→ **Required task**
State the number of lines, and only that number, in which the word "Give" appears.

______

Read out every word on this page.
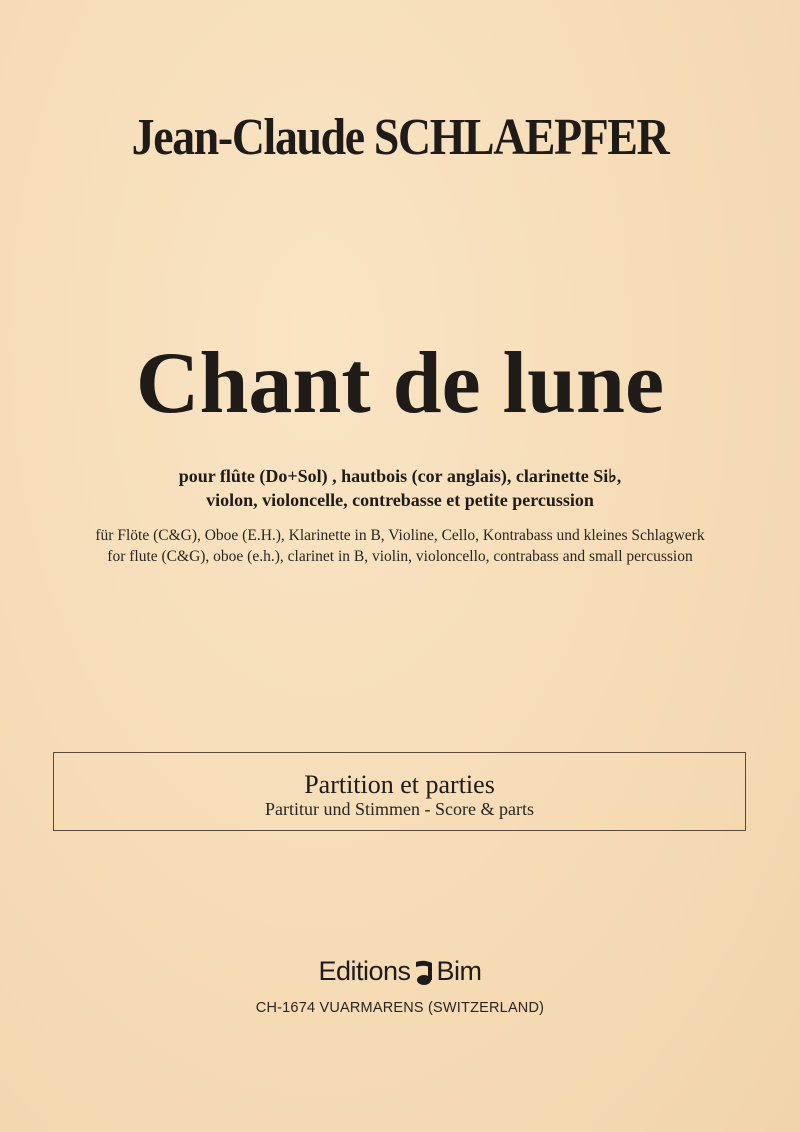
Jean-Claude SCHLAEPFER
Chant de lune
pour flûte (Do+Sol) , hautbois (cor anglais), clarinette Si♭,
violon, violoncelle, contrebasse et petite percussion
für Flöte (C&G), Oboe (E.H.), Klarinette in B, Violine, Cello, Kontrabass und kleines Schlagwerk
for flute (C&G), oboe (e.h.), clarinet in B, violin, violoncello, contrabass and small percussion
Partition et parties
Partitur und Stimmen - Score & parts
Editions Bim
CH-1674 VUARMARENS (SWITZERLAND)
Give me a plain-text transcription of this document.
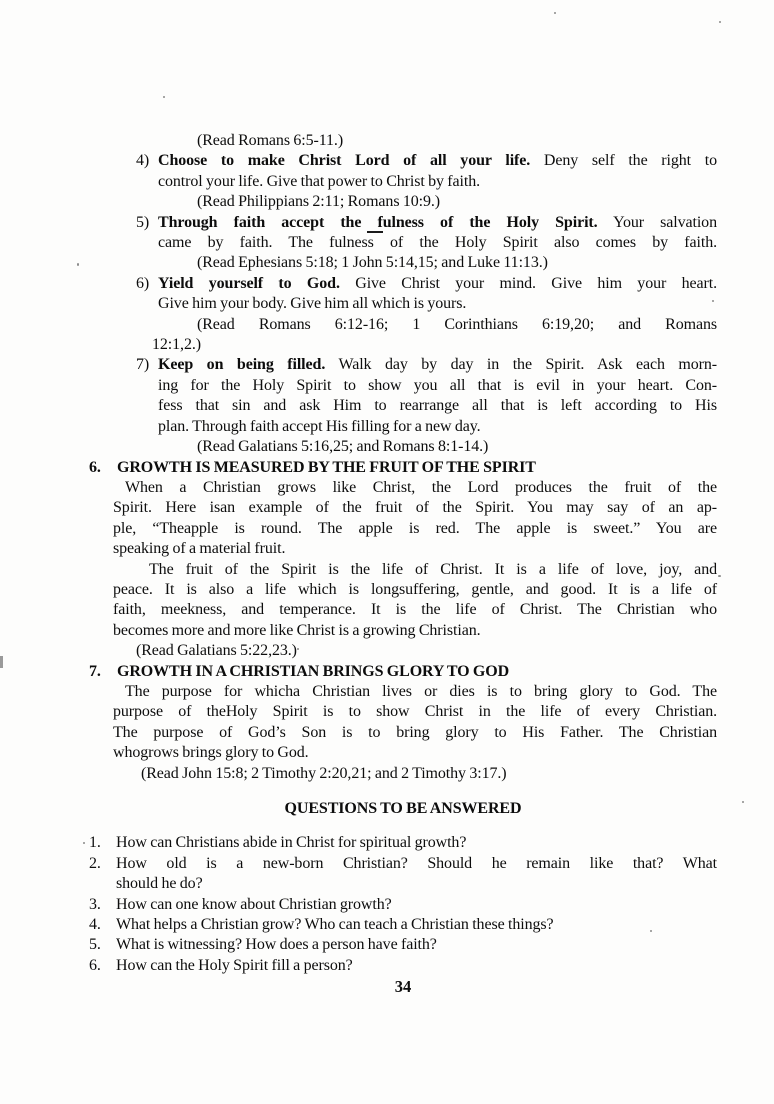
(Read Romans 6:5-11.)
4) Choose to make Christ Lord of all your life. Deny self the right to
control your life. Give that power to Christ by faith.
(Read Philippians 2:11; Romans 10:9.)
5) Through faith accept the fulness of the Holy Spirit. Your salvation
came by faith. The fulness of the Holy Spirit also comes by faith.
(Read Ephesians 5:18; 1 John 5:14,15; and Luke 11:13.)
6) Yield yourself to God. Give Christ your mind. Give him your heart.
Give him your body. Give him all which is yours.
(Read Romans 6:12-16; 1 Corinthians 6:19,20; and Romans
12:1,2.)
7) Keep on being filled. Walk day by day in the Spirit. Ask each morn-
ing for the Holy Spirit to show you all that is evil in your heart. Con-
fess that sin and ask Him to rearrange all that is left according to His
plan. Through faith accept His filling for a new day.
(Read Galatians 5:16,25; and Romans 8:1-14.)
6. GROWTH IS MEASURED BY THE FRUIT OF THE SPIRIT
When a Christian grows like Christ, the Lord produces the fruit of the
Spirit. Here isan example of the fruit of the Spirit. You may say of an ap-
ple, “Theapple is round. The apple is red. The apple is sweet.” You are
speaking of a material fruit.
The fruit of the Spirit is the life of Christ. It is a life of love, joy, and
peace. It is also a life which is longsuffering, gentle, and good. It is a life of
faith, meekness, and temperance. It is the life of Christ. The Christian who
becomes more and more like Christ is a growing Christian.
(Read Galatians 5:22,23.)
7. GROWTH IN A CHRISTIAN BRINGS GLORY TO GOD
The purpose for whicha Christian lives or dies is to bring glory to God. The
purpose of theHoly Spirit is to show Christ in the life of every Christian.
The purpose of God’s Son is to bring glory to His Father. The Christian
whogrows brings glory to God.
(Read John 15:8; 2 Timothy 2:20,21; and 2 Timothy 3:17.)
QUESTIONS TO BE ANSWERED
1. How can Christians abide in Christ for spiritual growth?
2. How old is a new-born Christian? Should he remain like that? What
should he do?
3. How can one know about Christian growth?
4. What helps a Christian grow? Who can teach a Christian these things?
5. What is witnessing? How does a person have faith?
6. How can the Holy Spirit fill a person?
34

______

→ **Written response**
4